═══ Records for this exercise

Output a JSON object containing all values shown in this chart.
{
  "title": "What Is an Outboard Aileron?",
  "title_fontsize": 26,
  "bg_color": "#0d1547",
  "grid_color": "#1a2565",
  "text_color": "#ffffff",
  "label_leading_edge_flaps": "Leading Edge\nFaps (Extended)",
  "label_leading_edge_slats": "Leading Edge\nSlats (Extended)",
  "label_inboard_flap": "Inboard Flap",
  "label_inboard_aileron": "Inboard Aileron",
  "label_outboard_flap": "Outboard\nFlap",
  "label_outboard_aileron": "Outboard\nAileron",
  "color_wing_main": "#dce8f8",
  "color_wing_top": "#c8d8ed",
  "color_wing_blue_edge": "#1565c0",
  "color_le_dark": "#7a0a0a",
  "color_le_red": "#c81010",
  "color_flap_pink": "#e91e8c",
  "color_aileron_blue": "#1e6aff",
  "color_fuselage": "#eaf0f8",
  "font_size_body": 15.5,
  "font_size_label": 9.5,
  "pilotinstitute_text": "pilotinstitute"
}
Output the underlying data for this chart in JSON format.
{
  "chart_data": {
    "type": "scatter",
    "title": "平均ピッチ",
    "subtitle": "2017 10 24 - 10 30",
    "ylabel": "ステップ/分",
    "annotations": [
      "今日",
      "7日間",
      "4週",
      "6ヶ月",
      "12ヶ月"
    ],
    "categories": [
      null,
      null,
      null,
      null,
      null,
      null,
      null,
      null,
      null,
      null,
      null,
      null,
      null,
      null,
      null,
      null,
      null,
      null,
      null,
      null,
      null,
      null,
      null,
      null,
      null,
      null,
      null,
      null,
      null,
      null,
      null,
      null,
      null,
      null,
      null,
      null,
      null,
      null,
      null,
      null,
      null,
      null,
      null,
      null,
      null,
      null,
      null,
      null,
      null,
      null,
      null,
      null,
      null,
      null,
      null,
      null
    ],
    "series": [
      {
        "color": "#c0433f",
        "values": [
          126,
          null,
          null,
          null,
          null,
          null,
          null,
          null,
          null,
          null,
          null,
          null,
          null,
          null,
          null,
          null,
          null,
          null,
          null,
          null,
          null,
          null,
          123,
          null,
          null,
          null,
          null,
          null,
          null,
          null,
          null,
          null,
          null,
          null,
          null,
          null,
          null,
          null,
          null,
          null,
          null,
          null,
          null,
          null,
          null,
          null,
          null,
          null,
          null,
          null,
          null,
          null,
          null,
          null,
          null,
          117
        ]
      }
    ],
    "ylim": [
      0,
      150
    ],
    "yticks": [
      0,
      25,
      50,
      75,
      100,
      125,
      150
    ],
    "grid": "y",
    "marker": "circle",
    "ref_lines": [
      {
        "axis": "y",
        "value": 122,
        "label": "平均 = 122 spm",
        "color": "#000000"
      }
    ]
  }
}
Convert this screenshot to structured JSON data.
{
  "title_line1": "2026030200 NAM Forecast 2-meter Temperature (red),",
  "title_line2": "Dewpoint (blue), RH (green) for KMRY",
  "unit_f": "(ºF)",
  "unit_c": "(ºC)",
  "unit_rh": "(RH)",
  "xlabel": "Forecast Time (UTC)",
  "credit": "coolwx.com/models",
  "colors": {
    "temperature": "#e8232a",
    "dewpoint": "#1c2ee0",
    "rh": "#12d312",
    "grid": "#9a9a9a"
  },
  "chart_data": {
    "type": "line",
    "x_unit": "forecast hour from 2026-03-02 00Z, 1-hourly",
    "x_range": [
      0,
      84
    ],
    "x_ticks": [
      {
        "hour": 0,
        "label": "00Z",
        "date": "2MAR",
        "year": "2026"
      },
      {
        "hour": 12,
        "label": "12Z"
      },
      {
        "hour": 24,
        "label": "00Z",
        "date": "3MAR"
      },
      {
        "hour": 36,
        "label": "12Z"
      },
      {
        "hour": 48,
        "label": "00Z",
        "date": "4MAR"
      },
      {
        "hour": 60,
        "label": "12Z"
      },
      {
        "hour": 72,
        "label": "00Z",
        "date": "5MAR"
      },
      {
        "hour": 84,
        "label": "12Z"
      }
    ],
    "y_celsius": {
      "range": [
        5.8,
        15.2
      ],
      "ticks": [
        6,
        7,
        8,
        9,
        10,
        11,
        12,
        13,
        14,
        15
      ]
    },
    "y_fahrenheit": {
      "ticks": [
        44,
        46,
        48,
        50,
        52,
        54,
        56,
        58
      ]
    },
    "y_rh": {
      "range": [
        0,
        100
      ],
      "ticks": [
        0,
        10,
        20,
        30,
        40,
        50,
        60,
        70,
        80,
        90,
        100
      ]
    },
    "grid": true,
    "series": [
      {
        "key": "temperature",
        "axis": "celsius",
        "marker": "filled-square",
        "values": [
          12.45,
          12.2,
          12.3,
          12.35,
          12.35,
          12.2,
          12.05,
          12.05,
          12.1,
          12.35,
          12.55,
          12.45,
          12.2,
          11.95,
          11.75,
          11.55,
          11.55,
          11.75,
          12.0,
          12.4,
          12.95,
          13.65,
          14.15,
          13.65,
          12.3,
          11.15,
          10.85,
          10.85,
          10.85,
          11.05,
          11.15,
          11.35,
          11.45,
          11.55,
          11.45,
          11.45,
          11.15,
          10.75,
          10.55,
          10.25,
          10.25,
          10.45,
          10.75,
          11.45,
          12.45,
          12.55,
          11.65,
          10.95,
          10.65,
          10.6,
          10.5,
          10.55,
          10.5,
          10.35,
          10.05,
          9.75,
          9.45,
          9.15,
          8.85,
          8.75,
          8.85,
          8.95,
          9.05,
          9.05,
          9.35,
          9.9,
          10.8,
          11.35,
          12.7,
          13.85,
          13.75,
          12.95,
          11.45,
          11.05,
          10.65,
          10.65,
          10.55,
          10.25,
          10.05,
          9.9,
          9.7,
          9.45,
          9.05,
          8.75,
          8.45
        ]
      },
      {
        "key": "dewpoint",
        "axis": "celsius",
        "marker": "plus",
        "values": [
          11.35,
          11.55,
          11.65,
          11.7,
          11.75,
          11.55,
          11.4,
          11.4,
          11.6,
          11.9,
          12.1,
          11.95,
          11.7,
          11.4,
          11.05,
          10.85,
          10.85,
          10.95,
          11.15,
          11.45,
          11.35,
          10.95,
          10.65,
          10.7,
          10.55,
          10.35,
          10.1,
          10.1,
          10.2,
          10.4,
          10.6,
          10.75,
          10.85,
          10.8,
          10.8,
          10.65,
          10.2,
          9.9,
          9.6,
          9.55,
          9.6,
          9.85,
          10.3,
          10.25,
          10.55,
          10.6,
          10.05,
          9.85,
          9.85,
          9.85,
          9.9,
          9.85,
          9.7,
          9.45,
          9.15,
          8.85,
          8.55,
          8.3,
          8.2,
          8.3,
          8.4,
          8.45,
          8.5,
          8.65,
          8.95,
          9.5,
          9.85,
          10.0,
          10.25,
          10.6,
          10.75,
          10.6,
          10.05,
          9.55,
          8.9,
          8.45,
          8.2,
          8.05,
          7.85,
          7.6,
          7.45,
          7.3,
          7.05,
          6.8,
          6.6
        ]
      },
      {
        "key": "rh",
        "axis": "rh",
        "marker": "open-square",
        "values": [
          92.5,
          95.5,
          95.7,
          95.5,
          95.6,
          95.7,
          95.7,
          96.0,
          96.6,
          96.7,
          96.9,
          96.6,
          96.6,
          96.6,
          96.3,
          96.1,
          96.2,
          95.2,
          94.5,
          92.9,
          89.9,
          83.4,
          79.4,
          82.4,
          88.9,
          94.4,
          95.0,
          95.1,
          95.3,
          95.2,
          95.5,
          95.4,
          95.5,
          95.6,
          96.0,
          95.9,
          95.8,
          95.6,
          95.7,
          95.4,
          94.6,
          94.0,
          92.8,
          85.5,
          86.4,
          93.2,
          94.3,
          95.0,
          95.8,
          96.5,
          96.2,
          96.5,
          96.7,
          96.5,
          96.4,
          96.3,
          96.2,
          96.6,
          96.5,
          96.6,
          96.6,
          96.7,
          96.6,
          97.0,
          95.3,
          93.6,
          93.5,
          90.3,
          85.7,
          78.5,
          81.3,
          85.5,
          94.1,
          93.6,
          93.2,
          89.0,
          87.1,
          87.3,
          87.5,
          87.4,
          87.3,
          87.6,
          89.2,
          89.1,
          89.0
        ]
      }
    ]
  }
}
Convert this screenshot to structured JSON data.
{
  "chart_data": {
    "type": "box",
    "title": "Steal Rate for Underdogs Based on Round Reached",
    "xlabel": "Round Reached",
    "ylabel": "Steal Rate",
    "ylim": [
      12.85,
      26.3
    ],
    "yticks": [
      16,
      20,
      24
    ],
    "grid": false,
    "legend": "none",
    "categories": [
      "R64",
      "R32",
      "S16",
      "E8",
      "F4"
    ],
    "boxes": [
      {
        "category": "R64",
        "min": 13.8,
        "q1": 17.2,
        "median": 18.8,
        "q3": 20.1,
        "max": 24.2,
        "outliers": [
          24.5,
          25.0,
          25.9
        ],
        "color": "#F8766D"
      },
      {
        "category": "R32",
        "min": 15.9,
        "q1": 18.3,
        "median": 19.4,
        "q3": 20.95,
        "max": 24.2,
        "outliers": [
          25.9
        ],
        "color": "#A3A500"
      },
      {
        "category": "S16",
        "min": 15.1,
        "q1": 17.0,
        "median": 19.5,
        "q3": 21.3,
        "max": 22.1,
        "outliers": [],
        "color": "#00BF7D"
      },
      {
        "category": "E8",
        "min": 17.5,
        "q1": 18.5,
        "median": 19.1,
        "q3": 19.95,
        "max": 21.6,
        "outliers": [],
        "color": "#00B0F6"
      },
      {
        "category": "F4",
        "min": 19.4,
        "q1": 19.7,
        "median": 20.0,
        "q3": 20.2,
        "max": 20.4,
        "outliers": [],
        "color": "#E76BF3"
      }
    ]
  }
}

══════

What is asked: Across the preceding material, how many lines contain the word "JSON"? State the number alone.

Exercise solution: 4